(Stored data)

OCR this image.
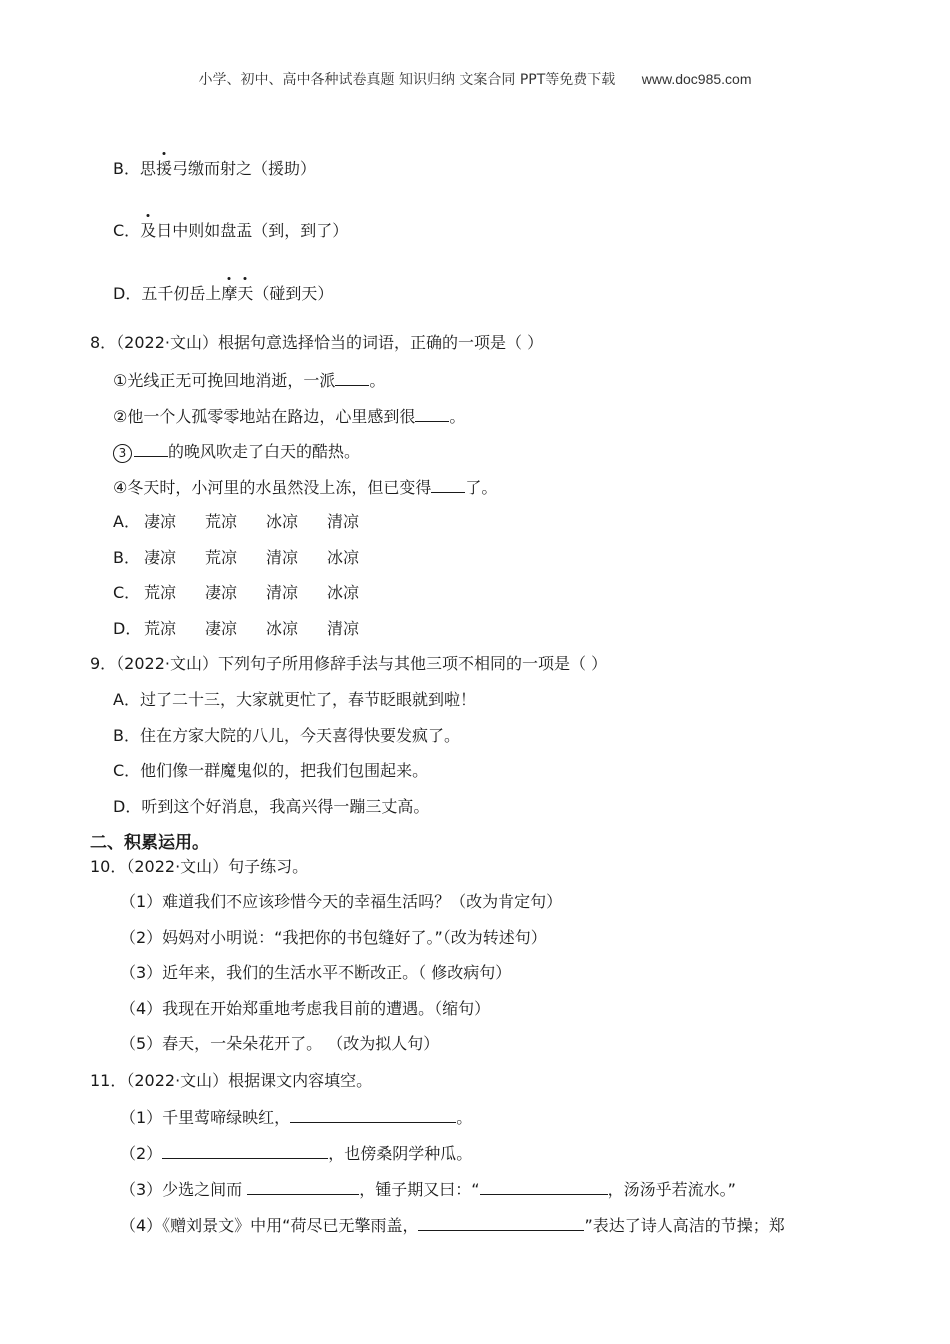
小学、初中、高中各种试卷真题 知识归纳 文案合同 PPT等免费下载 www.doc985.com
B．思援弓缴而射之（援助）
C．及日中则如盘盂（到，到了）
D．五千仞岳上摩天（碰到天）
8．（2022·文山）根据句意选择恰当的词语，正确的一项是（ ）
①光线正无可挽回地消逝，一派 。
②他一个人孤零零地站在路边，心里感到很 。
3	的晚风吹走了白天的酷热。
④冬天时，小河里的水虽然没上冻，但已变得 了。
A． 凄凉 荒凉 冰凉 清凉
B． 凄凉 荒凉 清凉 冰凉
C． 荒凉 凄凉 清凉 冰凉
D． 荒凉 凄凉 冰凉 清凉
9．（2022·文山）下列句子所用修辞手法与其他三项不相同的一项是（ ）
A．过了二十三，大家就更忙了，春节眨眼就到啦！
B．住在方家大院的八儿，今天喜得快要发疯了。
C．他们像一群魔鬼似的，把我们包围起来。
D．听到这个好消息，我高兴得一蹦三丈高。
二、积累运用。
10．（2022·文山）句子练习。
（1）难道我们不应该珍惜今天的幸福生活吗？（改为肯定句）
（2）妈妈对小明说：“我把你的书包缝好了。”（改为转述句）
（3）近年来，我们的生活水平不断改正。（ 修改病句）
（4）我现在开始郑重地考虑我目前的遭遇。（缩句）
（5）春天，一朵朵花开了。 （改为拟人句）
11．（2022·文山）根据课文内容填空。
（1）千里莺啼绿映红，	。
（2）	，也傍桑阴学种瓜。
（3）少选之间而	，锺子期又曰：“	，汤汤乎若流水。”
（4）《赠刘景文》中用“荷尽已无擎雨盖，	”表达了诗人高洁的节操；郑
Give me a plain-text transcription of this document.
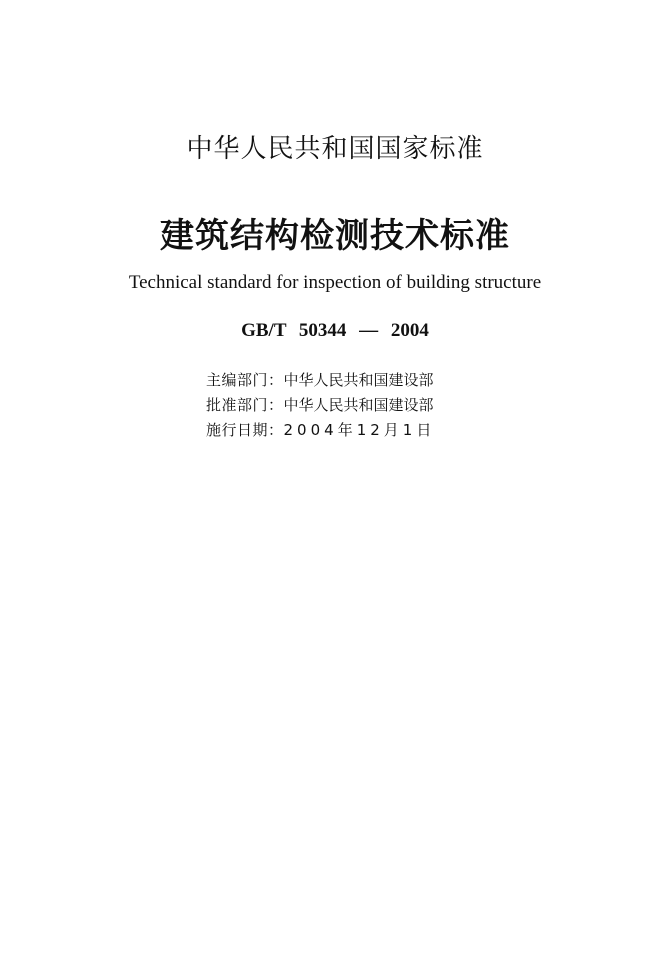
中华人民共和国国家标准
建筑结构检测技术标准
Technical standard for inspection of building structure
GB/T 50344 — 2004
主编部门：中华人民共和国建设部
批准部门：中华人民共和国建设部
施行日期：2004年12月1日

(GOAL OF THE EXERCISE): Skip the pictures and transcribe the rest of the records exactly.

(RIGHT ANSWER):
OCR this image.
小学、初中、高中各种试卷真题 知识归纳 文案合同 PPT等免费下载 www.doc985.com
B．思援弓缴而射之（援助）
C．及日中则如盘盂（到，到了）
D．五千仞岳上摩天（碰到天）
8．（2022·文山）根据句意选择恰当的词语，正确的一项是（ ）
①光线正无可挽回地消逝，一派 。
②他一个人孤零零地站在路边，心里感到很 。
3	的晚风吹走了白天的酷热。
④冬天时，小河里的水虽然没上冻，但已变得 了。
A． 凄凉 荒凉 冰凉 清凉
B． 凄凉 荒凉 清凉 冰凉
C． 荒凉 凄凉 清凉 冰凉
D． 荒凉 凄凉 冰凉 清凉
9．（2022·文山）下列句子所用修辞手法与其他三项不相同的一项是（ ）
A．过了二十三，大家就更忙了，春节眨眼就到啦！
B．住在方家大院的八儿，今天喜得快要发疯了。
C．他们像一群魔鬼似的，把我们包围起来。
D．听到这个好消息，我高兴得一蹦三丈高。
二、积累运用。
10．（2022·文山）句子练习。
（1）难道我们不应该珍惜今天的幸福生活吗？（改为肯定句）
（2）妈妈对小明说：“我把你的书包缝好了。”（改为转述句）
（3）近年来，我们的生活水平不断改正。（ 修改病句）
（4）我现在开始郑重地考虑我目前的遭遇。（缩句）
（5）春天，一朵朵花开了。 （改为拟人句）
11．（2022·文山）根据课文内容填空。
（1）千里莺啼绿映红，	。
（2）	，也傍桑阴学种瓜。
（3）少选之间而	，锺子期又曰：“	，汤汤乎若流水。”
（4）《赠刘景文》中用“荷尽已无擎雨盖，	”表达了诗人高洁的节操；郑
Give me a plain-text transcription of this document.
中华人民共和国国家标准
建筑结构检测技术标准
Technical standard for inspection of building structure
GB/T 50344 — 2004
主编部门：中华人民共和国建设部
批准部门：中华人民共和国建设部
施行日期：2004年12月1日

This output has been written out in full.